Your objective:
Reproduce every entry that follows word for word, but omit the images.

(Lines of data)
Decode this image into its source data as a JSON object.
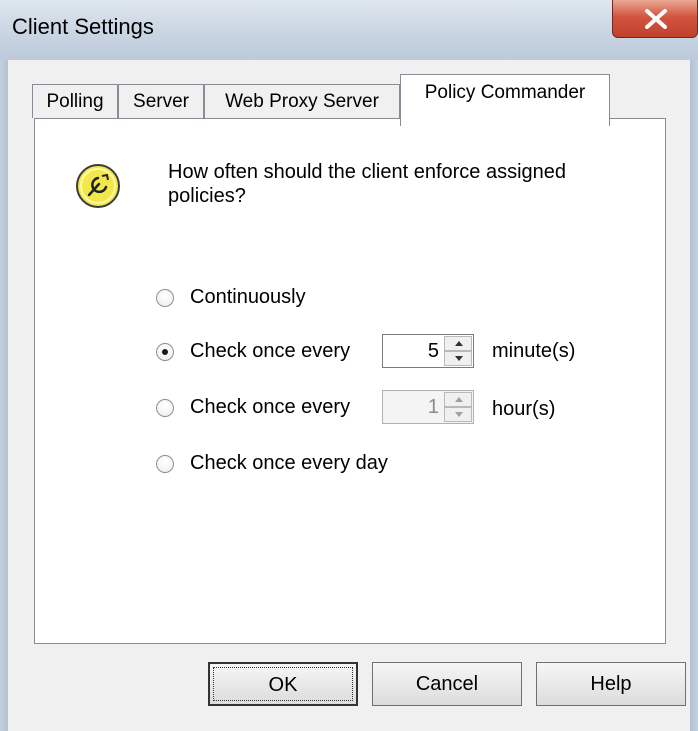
{
  "window": {
    "title": "Client Settings",
    "close_glyph": "X"
  },
  "tabs": [
    {
      "label": "Polling",
      "selected": false
    },
    {
      "label": "Server",
      "selected": false
    },
    {
      "label": "Web Proxy Server",
      "selected": false
    },
    {
      "label": "Policy Commander",
      "selected": true
    }
  ],
  "panel": {
    "icon": "policy-wrench-icon",
    "question": "How often should the client enforce assigned policies?",
    "options": [
      {
        "label": "Continuously",
        "checked": false
      },
      {
        "label": "Check once every",
        "checked": true,
        "value": "5",
        "unit": "minute(s)",
        "enabled": true
      },
      {
        "label": "Check once every",
        "checked": false,
        "value": "1",
        "unit": "hour(s)",
        "enabled": false
      },
      {
        "label": "Check once every day",
        "checked": false
      }
    ]
  },
  "buttons": {
    "ok": "OK",
    "cancel": "Cancel",
    "help": "Help"
  },
  "colors": {
    "icon_fill": "#f2e84a",
    "close_red": "#c9432e",
    "panel": "#ffffff",
    "dialog": "#f0f0f0"
  }
}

Correct response:
Decode this image into its source data as a JSON object.
{
  "window": {
    "title": "Client Settings",
    "close_glyph": "X"
  },
  "tabs": [
    {
      "label": "Polling",
      "selected": false
    },
    {
      "label": "Server",
      "selected": false
    },
    {
      "label": "Web Proxy Server",
      "selected": false
    },
    {
      "label": "Policy Commander",
      "selected": true
    }
  ],
  "panel": {
    "icon": "policy-wrench-icon",
    "question": "How often should the client enforce assigned policies?",
    "options": [
      {
        "label": "Continuously",
        "checked": false
      },
      {
        "label": "Check once every",
        "checked": true,
        "value": "5",
        "unit": "minute(s)",
        "enabled": true
      },
      {
        "label": "Check once every",
        "checked": false,
        "value": "1",
        "unit": "hour(s)",
        "enabled": false
      },
      {
        "label": "Check once every day",
        "checked": false
      }
    ]
  },
  "buttons": {
    "ok": "OK",
    "cancel": "Cancel",
    "help": "Help"
  },
  "colors": {
    "icon_fill": "#f2e84a",
    "close_red": "#c9432e",
    "panel": "#ffffff",
    "dialog": "#f0f0f0"
  }
}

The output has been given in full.